-- Start --
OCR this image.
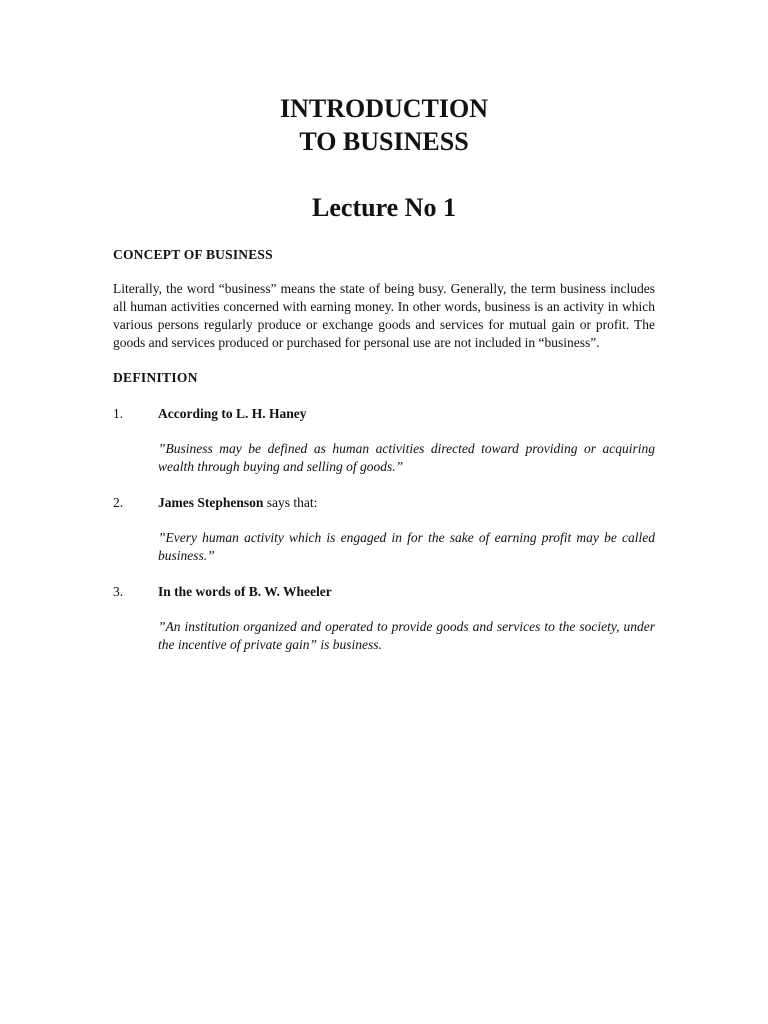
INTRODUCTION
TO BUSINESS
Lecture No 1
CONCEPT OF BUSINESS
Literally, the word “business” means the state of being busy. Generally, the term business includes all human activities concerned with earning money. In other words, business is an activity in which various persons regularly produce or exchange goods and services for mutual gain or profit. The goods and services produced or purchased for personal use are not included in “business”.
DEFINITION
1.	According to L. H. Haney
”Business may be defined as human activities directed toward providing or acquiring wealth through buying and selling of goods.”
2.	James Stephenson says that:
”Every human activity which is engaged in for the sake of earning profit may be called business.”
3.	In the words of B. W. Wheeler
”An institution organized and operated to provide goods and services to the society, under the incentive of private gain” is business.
-- End --
-- Start --
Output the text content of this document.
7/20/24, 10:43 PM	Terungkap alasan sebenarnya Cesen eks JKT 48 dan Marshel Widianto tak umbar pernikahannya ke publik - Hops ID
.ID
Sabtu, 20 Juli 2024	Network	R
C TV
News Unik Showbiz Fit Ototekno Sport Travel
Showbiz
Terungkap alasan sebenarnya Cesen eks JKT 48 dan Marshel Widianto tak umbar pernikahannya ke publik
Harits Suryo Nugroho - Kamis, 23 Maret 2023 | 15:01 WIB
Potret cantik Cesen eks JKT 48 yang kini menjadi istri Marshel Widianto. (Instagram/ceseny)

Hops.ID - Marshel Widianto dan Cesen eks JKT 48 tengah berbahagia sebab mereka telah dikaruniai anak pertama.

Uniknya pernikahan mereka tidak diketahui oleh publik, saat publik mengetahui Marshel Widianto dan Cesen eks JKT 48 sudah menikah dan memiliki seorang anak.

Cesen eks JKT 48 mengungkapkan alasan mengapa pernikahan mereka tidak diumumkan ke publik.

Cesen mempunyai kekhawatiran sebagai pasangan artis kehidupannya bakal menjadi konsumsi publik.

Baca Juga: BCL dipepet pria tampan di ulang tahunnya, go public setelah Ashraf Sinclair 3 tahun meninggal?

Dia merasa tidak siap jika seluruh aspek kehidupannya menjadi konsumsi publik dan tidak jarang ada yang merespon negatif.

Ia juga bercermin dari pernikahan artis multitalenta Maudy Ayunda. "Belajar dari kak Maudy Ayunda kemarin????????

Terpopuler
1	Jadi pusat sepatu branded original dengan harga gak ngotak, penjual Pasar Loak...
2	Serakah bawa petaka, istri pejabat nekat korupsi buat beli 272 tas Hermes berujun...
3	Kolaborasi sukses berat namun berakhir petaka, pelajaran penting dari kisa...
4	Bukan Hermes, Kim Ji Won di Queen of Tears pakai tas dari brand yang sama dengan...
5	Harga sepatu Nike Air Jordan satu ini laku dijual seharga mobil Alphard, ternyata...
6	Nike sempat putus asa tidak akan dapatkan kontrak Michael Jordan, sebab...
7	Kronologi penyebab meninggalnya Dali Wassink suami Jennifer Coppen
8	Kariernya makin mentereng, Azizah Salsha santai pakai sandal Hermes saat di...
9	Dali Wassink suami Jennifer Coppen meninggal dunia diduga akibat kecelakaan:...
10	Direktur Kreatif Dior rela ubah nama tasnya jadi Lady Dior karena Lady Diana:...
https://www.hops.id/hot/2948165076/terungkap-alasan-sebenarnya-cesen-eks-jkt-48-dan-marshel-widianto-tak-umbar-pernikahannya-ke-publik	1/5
-- End --
WRITTEN EXERCISE: Count the lines of the data that include the string "Showbiz", and give only that number.

SOLUTION: 2